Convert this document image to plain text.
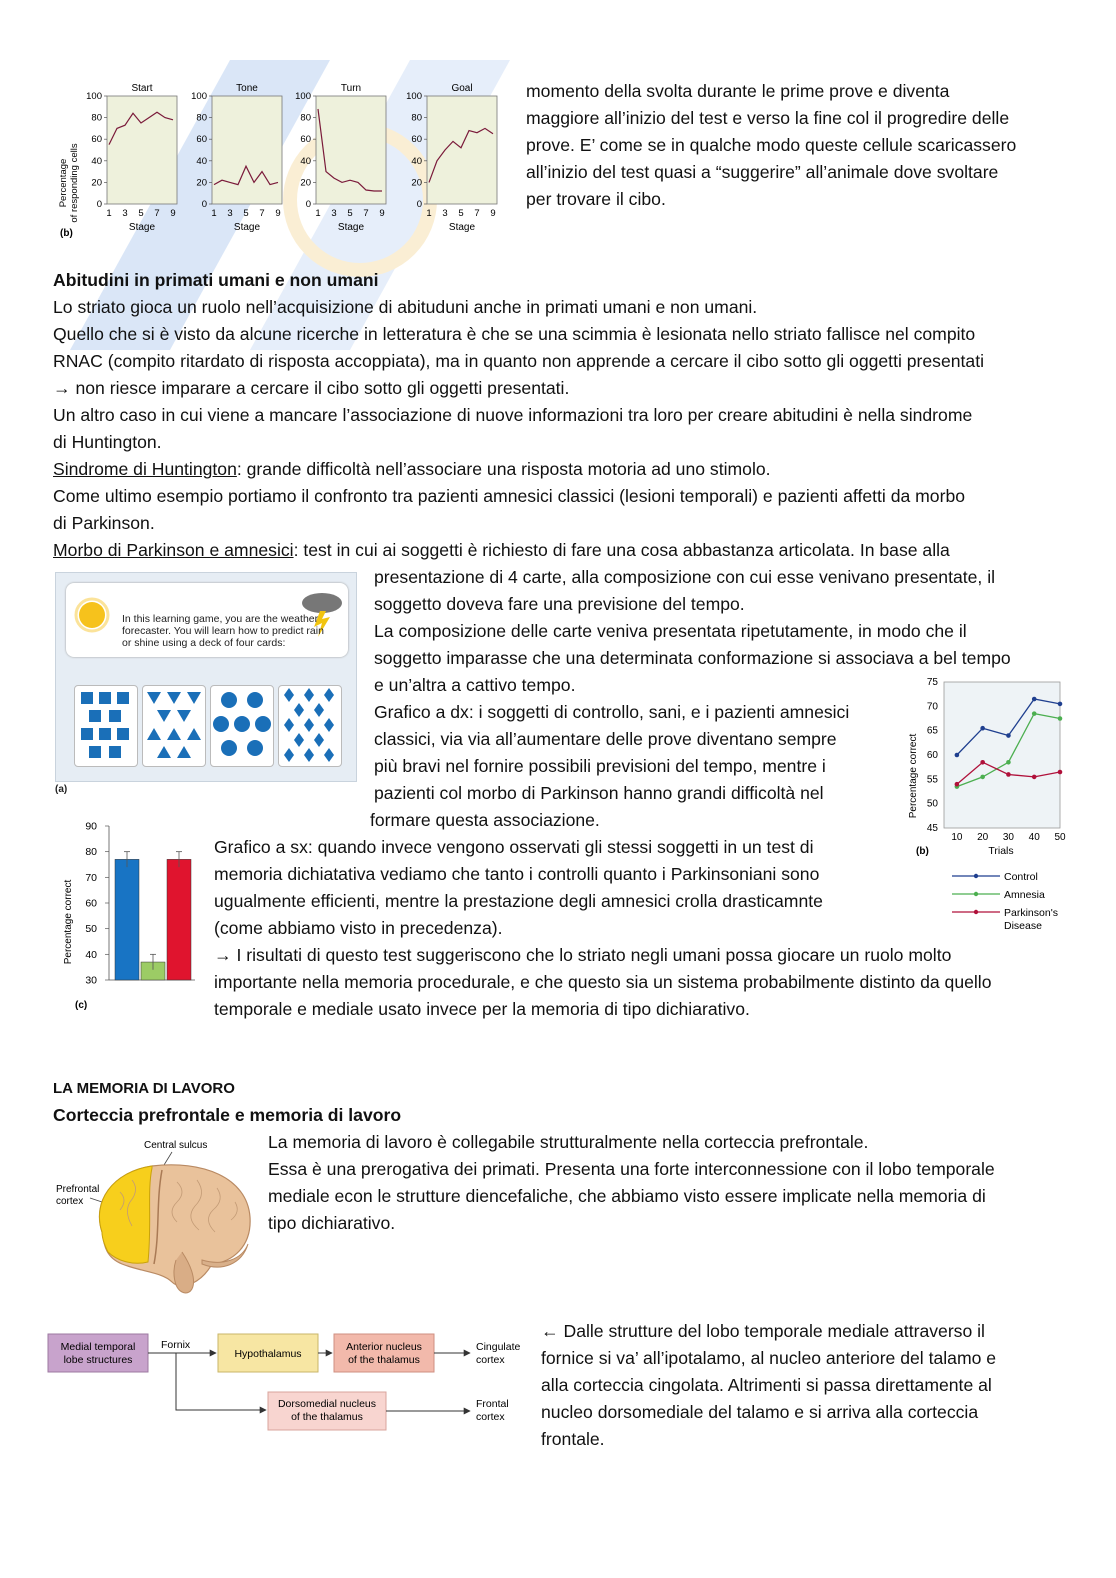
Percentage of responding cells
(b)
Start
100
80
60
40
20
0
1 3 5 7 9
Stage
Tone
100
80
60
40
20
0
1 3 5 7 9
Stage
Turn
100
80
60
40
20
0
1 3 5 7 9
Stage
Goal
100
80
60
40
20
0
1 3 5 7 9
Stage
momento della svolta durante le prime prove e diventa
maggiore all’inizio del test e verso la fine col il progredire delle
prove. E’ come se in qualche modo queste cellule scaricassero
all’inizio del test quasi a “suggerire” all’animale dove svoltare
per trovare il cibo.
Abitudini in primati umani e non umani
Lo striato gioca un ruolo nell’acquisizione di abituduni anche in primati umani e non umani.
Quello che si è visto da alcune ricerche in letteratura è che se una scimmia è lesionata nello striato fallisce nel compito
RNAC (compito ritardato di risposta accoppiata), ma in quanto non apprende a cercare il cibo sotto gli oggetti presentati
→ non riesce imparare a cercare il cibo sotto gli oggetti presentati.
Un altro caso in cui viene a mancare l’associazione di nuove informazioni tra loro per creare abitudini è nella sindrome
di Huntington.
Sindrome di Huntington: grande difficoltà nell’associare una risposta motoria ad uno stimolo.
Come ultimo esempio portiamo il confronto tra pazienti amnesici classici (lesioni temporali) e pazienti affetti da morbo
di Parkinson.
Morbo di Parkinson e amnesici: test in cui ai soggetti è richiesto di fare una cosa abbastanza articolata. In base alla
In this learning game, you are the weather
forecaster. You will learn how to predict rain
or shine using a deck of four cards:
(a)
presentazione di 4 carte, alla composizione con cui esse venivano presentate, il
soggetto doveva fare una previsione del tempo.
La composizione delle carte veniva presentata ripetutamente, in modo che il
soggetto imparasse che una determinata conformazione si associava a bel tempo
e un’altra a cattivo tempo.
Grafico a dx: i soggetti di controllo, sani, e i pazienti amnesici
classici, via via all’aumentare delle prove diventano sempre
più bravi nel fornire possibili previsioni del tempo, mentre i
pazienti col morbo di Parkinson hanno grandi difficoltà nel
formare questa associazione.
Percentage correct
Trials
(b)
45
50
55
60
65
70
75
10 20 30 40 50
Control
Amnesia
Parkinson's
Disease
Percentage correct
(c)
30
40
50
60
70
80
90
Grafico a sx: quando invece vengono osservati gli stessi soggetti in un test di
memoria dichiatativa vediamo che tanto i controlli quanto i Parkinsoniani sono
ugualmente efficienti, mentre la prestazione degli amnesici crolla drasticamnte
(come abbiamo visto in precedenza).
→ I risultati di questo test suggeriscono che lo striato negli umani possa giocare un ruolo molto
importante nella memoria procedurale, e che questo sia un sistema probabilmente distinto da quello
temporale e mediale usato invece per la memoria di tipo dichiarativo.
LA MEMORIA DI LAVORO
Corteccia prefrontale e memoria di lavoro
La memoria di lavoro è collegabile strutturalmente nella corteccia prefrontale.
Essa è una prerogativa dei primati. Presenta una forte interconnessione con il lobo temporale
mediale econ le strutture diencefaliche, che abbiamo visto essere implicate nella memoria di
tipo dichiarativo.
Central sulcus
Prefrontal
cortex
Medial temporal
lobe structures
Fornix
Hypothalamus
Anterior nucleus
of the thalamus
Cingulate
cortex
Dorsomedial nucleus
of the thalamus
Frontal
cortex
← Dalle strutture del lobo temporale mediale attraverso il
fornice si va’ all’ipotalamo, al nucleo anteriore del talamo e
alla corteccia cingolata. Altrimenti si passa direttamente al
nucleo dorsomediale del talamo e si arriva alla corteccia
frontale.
▬▬▬▬▬▬▬▬▬▬
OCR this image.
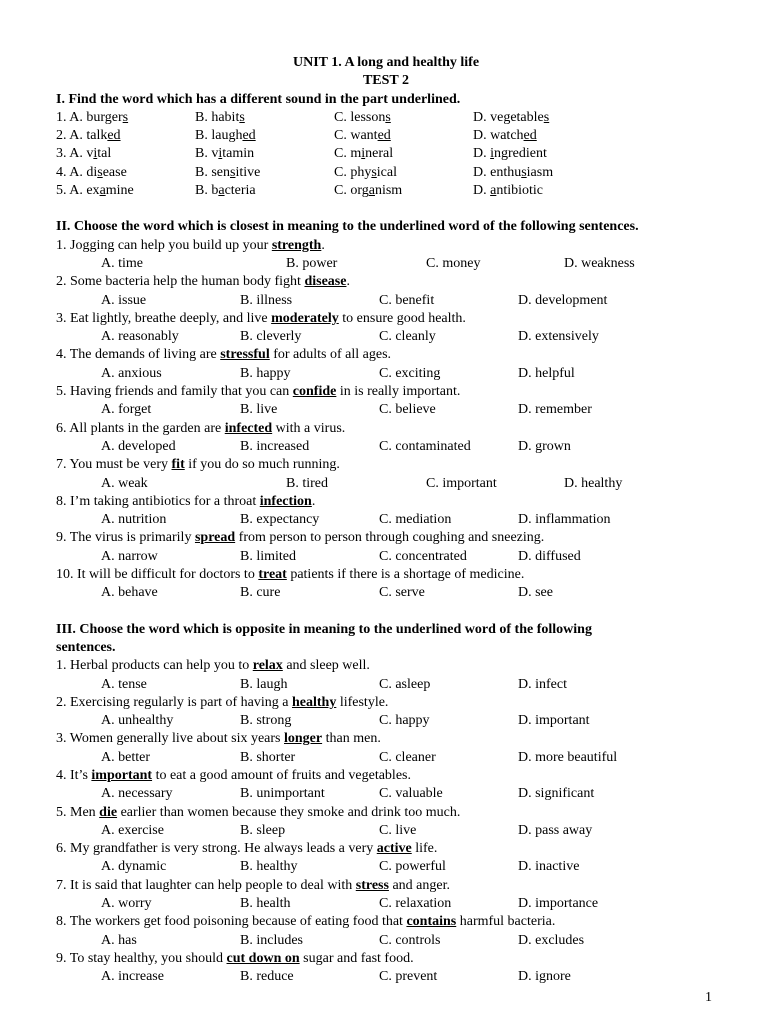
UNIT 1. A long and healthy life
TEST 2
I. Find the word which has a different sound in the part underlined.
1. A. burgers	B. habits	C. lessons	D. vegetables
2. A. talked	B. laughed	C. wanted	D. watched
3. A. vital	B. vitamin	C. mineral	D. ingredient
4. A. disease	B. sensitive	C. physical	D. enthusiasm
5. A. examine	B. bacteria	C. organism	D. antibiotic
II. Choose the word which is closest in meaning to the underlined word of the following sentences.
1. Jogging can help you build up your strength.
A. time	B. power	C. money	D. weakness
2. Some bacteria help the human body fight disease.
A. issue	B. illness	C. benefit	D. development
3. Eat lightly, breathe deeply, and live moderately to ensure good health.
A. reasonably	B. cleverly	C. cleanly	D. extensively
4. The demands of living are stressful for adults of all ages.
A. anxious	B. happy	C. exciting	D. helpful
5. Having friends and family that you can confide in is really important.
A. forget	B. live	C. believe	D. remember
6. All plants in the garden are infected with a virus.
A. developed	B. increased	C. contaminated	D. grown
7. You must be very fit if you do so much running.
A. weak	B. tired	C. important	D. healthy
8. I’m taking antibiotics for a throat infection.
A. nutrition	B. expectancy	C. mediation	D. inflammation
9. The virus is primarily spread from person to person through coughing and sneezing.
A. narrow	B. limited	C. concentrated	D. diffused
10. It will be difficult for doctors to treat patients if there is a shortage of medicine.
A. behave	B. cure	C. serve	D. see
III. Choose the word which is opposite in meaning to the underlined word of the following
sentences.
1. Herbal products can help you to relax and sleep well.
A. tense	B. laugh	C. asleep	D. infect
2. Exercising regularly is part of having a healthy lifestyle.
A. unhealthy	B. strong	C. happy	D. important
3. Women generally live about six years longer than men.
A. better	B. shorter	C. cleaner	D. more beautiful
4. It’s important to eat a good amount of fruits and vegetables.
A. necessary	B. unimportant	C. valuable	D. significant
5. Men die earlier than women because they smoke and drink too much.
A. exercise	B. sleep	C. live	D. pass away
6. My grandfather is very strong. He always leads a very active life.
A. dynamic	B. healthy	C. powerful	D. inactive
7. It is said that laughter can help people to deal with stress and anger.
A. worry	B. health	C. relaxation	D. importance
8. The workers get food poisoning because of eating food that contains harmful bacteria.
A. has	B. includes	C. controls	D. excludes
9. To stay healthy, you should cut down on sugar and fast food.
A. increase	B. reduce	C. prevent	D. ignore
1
▬▬▬▬▬▬▬▬▬▬
• [Exercise prompt]:
Once a line of the records is found to contain "tipo", copy it out.

• [Written solution]:
temporale e mediale usato invece per la memoria di tipo dichiarativo.
tipo dichiarativo.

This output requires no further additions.